* begin INPUT RECORDS *

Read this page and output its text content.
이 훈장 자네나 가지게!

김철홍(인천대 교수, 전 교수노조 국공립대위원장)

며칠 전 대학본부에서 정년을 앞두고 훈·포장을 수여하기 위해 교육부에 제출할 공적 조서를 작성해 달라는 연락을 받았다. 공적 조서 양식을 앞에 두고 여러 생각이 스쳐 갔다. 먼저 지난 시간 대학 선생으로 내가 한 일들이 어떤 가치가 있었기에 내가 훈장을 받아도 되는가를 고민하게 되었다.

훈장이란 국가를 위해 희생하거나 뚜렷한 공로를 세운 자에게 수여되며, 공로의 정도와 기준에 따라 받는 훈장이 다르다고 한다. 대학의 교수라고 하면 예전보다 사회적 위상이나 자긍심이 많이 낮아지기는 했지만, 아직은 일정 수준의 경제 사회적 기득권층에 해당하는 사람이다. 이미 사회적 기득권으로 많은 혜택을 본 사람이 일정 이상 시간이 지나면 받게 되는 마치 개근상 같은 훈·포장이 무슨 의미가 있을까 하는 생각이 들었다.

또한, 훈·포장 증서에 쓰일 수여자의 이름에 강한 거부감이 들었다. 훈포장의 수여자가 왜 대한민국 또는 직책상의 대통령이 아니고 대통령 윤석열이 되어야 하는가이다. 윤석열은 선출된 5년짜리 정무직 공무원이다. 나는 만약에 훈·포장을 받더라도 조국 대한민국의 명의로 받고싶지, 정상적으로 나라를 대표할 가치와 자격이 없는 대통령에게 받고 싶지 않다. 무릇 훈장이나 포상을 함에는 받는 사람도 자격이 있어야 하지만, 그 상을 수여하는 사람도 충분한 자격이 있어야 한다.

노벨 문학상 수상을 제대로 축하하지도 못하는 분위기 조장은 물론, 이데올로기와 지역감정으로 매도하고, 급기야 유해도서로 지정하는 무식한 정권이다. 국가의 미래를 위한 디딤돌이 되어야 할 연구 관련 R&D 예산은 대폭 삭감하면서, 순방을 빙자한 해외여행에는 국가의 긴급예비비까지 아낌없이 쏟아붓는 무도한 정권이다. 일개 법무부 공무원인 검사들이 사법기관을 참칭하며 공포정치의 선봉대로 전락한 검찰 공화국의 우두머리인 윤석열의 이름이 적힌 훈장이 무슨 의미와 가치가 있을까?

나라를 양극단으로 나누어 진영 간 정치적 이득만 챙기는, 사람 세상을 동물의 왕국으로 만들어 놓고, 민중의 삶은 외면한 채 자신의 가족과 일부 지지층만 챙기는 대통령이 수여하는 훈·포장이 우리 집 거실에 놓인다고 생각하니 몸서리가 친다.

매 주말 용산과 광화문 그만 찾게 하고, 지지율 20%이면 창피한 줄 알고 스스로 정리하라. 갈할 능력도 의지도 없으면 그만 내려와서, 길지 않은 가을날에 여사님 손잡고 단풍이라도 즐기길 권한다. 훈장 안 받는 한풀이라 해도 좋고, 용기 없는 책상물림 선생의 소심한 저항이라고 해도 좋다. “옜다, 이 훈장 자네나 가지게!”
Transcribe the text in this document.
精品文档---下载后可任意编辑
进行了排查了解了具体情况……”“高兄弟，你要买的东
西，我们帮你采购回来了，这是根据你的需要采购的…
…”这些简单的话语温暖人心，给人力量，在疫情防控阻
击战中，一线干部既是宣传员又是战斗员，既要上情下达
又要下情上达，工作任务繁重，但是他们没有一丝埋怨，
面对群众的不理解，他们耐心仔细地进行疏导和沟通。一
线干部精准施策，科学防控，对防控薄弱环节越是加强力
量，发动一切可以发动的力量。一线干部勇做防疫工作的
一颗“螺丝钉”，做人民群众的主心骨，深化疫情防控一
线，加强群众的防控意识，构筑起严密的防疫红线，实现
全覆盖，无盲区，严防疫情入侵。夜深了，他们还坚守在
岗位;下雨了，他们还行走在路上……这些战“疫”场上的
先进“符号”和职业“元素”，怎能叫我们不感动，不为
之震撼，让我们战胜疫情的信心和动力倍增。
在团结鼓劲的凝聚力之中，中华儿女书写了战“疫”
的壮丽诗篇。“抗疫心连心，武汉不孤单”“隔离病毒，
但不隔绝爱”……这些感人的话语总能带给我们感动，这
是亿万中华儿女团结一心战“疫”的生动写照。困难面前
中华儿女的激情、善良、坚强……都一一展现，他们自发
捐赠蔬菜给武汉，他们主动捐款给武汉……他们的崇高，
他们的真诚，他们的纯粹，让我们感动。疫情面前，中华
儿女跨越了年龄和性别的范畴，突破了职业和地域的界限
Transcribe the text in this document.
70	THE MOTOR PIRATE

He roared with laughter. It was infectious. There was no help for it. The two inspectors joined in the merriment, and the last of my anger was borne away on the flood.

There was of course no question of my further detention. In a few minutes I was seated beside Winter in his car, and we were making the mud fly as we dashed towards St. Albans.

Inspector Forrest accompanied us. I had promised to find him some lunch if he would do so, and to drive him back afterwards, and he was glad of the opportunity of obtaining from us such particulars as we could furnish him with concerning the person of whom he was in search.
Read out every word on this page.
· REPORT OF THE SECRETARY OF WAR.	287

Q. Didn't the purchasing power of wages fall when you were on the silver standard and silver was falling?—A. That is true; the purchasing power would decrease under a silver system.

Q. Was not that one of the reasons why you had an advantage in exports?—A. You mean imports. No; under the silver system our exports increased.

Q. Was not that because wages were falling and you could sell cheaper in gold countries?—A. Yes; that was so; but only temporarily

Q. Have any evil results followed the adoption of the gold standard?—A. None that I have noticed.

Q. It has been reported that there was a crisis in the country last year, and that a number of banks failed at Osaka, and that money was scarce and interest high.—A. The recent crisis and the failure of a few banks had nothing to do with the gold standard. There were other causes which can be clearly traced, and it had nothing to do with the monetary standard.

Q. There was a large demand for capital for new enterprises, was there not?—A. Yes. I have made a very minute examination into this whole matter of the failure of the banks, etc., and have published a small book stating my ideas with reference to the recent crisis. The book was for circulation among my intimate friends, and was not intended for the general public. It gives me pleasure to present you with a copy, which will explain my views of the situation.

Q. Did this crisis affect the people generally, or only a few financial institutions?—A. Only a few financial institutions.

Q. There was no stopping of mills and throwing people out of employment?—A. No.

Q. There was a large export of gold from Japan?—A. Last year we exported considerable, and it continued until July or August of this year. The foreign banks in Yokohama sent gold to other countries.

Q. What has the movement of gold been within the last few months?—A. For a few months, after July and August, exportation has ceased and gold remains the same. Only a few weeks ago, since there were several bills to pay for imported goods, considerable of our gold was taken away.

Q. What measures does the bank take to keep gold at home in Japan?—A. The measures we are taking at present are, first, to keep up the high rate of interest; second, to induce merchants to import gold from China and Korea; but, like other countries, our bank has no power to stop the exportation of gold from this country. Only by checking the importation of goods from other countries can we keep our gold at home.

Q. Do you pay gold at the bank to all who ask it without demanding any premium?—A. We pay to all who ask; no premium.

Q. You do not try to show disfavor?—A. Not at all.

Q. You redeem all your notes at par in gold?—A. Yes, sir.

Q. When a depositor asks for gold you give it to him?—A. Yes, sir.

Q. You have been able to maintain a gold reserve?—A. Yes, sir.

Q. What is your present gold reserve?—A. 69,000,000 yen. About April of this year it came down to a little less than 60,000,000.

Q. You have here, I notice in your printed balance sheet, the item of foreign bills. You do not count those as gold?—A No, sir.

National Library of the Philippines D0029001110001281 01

* end INPUT RECORDS *

Print again each line of the listing above, exactly as it appears.

> _FINAL ANSWER_:
Read this page and output its text content.
이 훈장 자네나 가지게!

김철홍(인천대 교수, 전 교수노조 국공립대위원장)

며칠 전 대학본부에서 정년을 앞두고 훈·포장을 수여하기 위해 교육부에 제출할 공적 조서를 작성해 달라는 연락을 받았다. 공적 조서 양식을 앞에 두고 여러 생각이 스쳐 갔다. 먼저 지난 시간 대학 선생으로 내가 한 일들이 어떤 가치가 있었기에 내가 훈장을 받아도 되는가를 고민하게 되었다.

훈장이란 국가를 위해 희생하거나 뚜렷한 공로를 세운 자에게 수여되며, 공로의 정도와 기준에 따라 받는 훈장이 다르다고 한다. 대학의 교수라고 하면 예전보다 사회적 위상이나 자긍심이 많이 낮아지기는 했지만, 아직은 일정 수준의 경제 사회적 기득권층에 해당하는 사람이다. 이미 사회적 기득권으로 많은 혜택을 본 사람이 일정 이상 시간이 지나면 받게 되는 마치 개근상 같은 훈·포장이 무슨 의미가 있을까 하는 생각이 들었다.

또한, 훈·포장 증서에 쓰일 수여자의 이름에 강한 거부감이 들었다. 훈포장의 수여자가 왜 대한민국 또는 직책상의 대통령이 아니고 대통령 윤석열이 되어야 하는가이다. 윤석열은 선출된 5년짜리 정무직 공무원이다. 나는 만약에 훈·포장을 받더라도 조국 대한민국의 명의로 받고싶지, 정상적으로 나라를 대표할 가치와 자격이 없는 대통령에게 받고 싶지 않다. 무릇 훈장이나 포상을 함에는 받는 사람도 자격이 있어야 하지만, 그 상을 수여하는 사람도 충분한 자격이 있어야 한다.

노벨 문학상 수상을 제대로 축하하지도 못하는 분위기 조장은 물론, 이데올로기와 지역감정으로 매도하고, 급기야 유해도서로 지정하는 무식한 정권이다. 국가의 미래를 위한 디딤돌이 되어야 할 연구 관련 R&D 예산은 대폭 삭감하면서, 순방을 빙자한 해외여행에는 국가의 긴급예비비까지 아낌없이 쏟아붓는 무도한 정권이다. 일개 법무부 공무원인 검사들이 사법기관을 참칭하며 공포정치의 선봉대로 전락한 검찰 공화국의 우두머리인 윤석열의 이름이 적힌 훈장이 무슨 의미와 가치가 있을까?

나라를 양극단으로 나누어 진영 간 정치적 이득만 챙기는, 사람 세상을 동물의 왕국으로 만들어 놓고, 민중의 삶은 외면한 채 자신의 가족과 일부 지지층만 챙기는 대통령이 수여하는 훈·포장이 우리 집 거실에 놓인다고 생각하니 몸서리가 친다.

매 주말 용산과 광화문 그만 찾게 하고, 지지율 20%이면 창피한 줄 알고 스스로 정리하라. 갈할 능력도 의지도 없으면 그만 내려와서, 길지 않은 가을날에 여사님 손잡고 단풍이라도 즐기길 권한다. 훈장 안 받는 한풀이라 해도 좋고, 용기 없는 책상물림 선생의 소심한 저항이라고 해도 좋다. “옜다, 이 훈장 자네나 가지게!”
Transcribe the text in this document.
精品文档---下载后可任意编辑
进行了排查了解了具体情况……”“高兄弟，你要买的东
西，我们帮你采购回来了，这是根据你的需要采购的…
…”这些简单的话语温暖人心，给人力量，在疫情防控阻
击战中，一线干部既是宣传员又是战斗员，既要上情下达
又要下情上达，工作任务繁重，但是他们没有一丝埋怨，
面对群众的不理解，他们耐心仔细地进行疏导和沟通。一
线干部精准施策，科学防控，对防控薄弱环节越是加强力
量，发动一切可以发动的力量。一线干部勇做防疫工作的
一颗“螺丝钉”，做人民群众的主心骨，深化疫情防控一
线，加强群众的防控意识，构筑起严密的防疫红线，实现
全覆盖，无盲区，严防疫情入侵。夜深了，他们还坚守在
岗位;下雨了，他们还行走在路上……这些战“疫”场上的
先进“符号”和职业“元素”，怎能叫我们不感动，不为
之震撼，让我们战胜疫情的信心和动力倍增。
在团结鼓劲的凝聚力之中，中华儿女书写了战“疫”
的壮丽诗篇。“抗疫心连心，武汉不孤单”“隔离病毒，
但不隔绝爱”……这些感人的话语总能带给我们感动，这
是亿万中华儿女团结一心战“疫”的生动写照。困难面前
中华儿女的激情、善良、坚强……都一一展现，他们自发
捐赠蔬菜给武汉，他们主动捐款给武汉……他们的崇高，
他们的真诚，他们的纯粹，让我们感动。疫情面前，中华
儿女跨越了年龄和性别的范畴，突破了职业和地域的界限
Transcribe the text in this document.
70	THE MOTOR PIRATE

He roared with laughter. It was infectious. There was no help for it. The two inspectors joined in the merriment, and the last of my anger was borne away on the flood.

There was of course no question of my further detention. In a few minutes I was seated beside Winter in his car, and we were making the mud fly as we dashed towards St. Albans.

Inspector Forrest accompanied us. I had promised to find him some lunch if he would do so, and to drive him back afterwards, and he was glad of the opportunity of obtaining from us such particulars as we could furnish him with concerning the person of whom he was in search.
Read out every word on this page.
· REPORT OF THE SECRETARY OF WAR.	287

Q. Didn't the purchasing power of wages fall when you were on the silver standard and silver was falling?—A. That is true; the purchasing power would decrease under a silver system.

Q. Was not that one of the reasons why you had an advantage in exports?—A. You mean imports. No; under the silver system our exports increased.

Q. Was not that because wages were falling and you could sell cheaper in gold countries?—A. Yes; that was so; but only temporarily

Q. Have any evil results followed the adoption of the gold standard?—A. None that I have noticed.

Q. It has been reported that there was a crisis in the country last year, and that a number of banks failed at Osaka, and that money was scarce and interest high.—A. The recent crisis and the failure of a few banks had nothing to do with the gold standard. There were other causes which can be clearly traced, and it had nothing to do with the monetary standard.

Q. There was a large demand for capital for new enterprises, was there not?—A. Yes. I have made a very minute examination into this whole matter of the failure of the banks, etc., and have published a small book stating my ideas with reference to the recent crisis. The book was for circulation among my intimate friends, and was not intended for the general public. It gives me pleasure to present you with a copy, which will explain my views of the situation.

Q. Did this crisis affect the people generally, or only a few financial institutions?—A. Only a few financial institutions.

Q. There was no stopping of mills and throwing people out of employment?—A. No.

Q. There was a large export of gold from Japan?—A. Last year we exported considerable, and it continued until July or August of this year. The foreign banks in Yokohama sent gold to other countries.

Q. What has the movement of gold been within the last few months?—A. For a few months, after July and August, exportation has ceased and gold remains the same. Only a few weeks ago, since there were several bills to pay for imported goods, considerable of our gold was taken away.

Q. What measures does the bank take to keep gold at home in Japan?—A. The measures we are taking at present are, first, to keep up the high rate of interest; second, to induce merchants to import gold from China and Korea; but, like other countries, our bank has no power to stop the exportation of gold from this country. Only by checking the importation of goods from other countries can we keep our gold at home.

Q. Do you pay gold at the bank to all who ask it without demanding any premium?—A. We pay to all who ask; no premium.

Q. You do not try to show disfavor?—A. Not at all.

Q. You redeem all your notes at par in gold?—A. Yes, sir.

Q. When a depositor asks for gold you give it to him?—A. Yes, sir.

Q. You have been able to maintain a gold reserve?—A. Yes, sir.

Q. What is your present gold reserve?—A. 69,000,000 yen. About April of this year it came down to a little less than 60,000,000.

Q. You have here, I notice in your printed balance sheet, the item of foreign bills. You do not count those as gold?—A No, sir.

National Library of the Philippines D0029001110001281 01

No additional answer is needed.